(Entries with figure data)
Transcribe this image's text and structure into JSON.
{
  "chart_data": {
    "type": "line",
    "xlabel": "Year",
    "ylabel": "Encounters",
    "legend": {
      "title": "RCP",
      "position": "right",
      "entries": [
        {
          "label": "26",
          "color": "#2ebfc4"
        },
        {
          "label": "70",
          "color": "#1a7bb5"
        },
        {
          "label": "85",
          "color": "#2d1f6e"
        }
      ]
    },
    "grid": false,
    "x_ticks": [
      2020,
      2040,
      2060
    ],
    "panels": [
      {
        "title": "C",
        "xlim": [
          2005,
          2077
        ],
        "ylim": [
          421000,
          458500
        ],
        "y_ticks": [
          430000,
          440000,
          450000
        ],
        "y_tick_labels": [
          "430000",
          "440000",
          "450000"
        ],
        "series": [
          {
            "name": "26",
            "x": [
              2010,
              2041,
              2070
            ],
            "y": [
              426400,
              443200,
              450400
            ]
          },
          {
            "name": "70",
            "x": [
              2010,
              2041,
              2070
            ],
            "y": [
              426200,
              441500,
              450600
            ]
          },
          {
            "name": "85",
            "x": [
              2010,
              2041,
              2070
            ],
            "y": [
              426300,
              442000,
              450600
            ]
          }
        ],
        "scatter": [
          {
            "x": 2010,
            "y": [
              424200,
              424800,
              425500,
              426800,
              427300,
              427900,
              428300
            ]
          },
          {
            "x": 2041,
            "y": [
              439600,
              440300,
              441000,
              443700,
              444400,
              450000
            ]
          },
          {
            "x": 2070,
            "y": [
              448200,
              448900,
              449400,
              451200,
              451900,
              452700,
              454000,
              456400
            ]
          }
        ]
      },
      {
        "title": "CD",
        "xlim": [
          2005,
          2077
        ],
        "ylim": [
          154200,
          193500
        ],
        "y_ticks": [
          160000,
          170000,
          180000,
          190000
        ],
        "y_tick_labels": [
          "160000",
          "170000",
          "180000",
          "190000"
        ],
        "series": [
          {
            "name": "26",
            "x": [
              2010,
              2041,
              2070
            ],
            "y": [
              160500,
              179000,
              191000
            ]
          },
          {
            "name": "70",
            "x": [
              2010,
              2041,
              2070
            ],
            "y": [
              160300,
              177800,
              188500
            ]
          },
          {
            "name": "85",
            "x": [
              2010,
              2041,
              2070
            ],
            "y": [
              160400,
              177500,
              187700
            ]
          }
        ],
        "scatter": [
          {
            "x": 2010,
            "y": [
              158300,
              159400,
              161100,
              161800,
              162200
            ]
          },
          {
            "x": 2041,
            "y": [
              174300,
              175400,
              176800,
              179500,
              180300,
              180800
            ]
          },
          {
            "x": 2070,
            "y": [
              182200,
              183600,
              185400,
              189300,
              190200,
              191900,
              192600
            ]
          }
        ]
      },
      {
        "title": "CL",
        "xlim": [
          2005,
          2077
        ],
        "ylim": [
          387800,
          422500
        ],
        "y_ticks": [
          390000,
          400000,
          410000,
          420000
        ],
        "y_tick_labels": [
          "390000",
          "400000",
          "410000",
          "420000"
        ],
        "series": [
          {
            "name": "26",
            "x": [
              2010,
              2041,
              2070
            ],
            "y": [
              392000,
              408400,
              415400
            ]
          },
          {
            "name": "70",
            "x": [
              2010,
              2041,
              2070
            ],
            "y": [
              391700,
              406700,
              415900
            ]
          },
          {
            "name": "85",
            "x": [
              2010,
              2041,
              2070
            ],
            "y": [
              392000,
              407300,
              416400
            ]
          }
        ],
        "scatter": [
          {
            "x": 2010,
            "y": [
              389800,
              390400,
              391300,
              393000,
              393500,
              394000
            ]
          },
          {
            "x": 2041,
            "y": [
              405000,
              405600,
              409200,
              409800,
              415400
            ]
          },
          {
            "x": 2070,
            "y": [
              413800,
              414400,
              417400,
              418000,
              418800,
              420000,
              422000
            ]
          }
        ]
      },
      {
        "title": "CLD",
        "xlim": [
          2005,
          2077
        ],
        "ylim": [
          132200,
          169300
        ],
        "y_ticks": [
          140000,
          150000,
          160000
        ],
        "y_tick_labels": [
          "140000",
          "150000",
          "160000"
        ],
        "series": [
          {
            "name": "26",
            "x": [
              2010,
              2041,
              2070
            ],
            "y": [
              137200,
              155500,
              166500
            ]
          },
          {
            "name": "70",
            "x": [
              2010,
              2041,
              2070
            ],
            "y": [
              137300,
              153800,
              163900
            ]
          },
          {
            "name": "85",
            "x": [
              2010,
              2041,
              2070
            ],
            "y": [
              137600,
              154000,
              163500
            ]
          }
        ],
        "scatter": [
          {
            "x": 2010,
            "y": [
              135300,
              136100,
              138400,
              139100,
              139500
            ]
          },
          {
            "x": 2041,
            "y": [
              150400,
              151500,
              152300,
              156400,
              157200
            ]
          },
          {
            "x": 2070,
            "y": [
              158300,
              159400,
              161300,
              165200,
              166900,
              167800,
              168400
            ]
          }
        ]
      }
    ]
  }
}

◆ **AIM**: Each line that contains the string "title" counts once; report how many such lines the entries have, giving only the number.

◆ **FULL ANSWER**: 5